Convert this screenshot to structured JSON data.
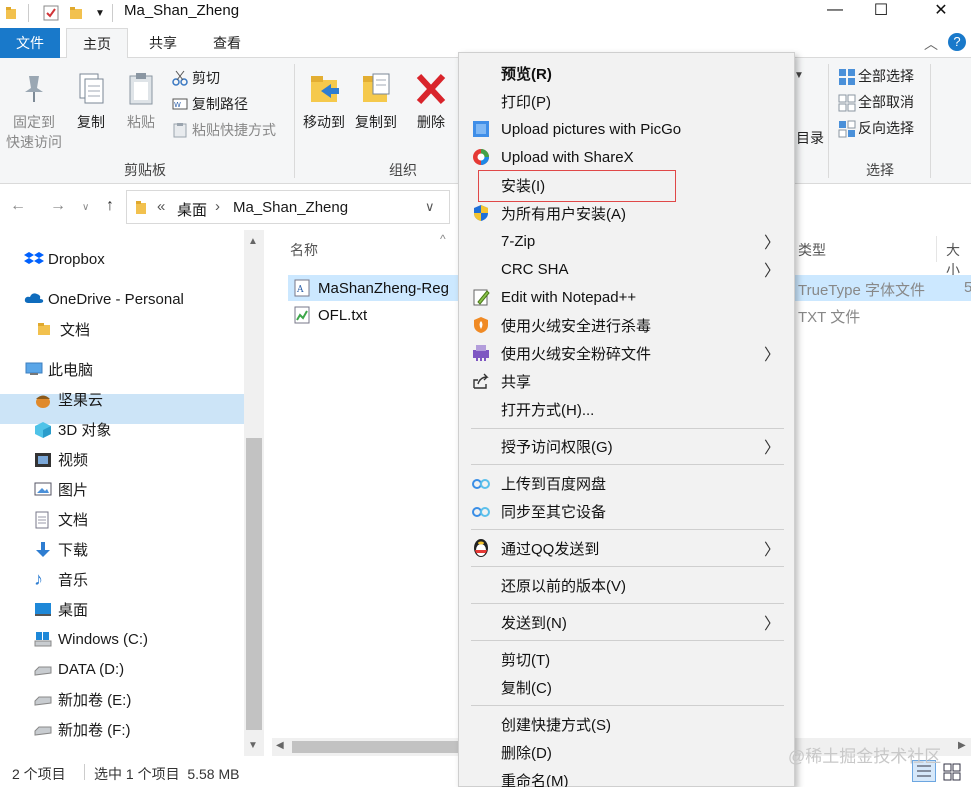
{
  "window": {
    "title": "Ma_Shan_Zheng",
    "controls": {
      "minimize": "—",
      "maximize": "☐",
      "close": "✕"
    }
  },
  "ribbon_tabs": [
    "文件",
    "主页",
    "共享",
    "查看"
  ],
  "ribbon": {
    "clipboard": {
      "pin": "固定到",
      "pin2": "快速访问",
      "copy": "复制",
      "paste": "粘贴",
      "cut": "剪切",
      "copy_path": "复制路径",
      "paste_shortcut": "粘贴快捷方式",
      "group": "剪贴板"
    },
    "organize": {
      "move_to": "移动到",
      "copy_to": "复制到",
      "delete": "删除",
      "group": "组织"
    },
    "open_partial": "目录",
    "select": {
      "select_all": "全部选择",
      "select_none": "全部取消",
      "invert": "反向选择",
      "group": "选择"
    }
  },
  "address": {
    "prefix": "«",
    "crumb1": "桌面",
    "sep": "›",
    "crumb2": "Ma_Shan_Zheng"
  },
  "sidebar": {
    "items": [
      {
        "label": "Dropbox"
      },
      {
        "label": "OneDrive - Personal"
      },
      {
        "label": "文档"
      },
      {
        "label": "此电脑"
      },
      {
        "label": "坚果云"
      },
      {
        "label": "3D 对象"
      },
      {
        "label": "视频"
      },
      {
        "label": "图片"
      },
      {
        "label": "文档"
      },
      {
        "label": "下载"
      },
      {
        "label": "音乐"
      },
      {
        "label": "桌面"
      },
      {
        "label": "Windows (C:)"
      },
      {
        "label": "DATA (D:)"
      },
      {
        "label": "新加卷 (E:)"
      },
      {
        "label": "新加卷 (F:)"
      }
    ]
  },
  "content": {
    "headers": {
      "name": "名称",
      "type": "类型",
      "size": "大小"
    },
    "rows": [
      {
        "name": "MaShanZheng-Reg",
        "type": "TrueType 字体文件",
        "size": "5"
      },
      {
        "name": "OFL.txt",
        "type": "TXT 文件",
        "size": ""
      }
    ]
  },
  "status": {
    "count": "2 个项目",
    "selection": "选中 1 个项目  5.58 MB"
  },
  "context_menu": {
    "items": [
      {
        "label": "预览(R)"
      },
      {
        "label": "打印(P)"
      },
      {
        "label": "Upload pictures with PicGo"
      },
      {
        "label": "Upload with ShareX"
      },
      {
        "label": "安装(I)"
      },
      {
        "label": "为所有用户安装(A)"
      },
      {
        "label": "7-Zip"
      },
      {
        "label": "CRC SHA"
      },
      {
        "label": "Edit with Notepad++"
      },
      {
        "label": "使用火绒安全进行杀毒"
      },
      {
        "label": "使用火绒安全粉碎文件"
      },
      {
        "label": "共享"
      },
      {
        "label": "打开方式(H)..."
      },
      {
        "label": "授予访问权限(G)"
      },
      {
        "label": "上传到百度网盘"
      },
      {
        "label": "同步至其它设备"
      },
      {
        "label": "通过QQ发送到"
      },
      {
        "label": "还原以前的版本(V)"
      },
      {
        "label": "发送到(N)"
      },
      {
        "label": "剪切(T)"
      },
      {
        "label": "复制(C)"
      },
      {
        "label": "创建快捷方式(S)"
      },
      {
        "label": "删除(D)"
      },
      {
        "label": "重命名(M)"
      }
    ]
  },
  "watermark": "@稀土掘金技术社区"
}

* * *

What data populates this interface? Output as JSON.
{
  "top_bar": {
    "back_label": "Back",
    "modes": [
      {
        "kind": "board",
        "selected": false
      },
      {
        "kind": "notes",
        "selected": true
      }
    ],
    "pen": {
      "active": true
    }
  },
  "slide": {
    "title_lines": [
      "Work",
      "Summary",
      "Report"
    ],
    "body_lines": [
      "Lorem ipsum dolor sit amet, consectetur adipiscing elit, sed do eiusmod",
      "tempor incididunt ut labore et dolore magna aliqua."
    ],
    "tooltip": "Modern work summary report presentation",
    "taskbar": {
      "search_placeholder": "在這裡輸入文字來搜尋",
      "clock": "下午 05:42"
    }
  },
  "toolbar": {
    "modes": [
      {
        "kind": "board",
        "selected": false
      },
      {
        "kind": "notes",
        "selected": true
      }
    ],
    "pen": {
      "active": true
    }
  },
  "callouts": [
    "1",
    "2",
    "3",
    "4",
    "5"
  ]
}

TASK TO COMPLETE: Pick out every line above that contains the word "Upload" and copy it.

SOLUTION TO THIS TASK:
        "label": "Upload pictures with PicGo"
        "label": "Upload with ShareX"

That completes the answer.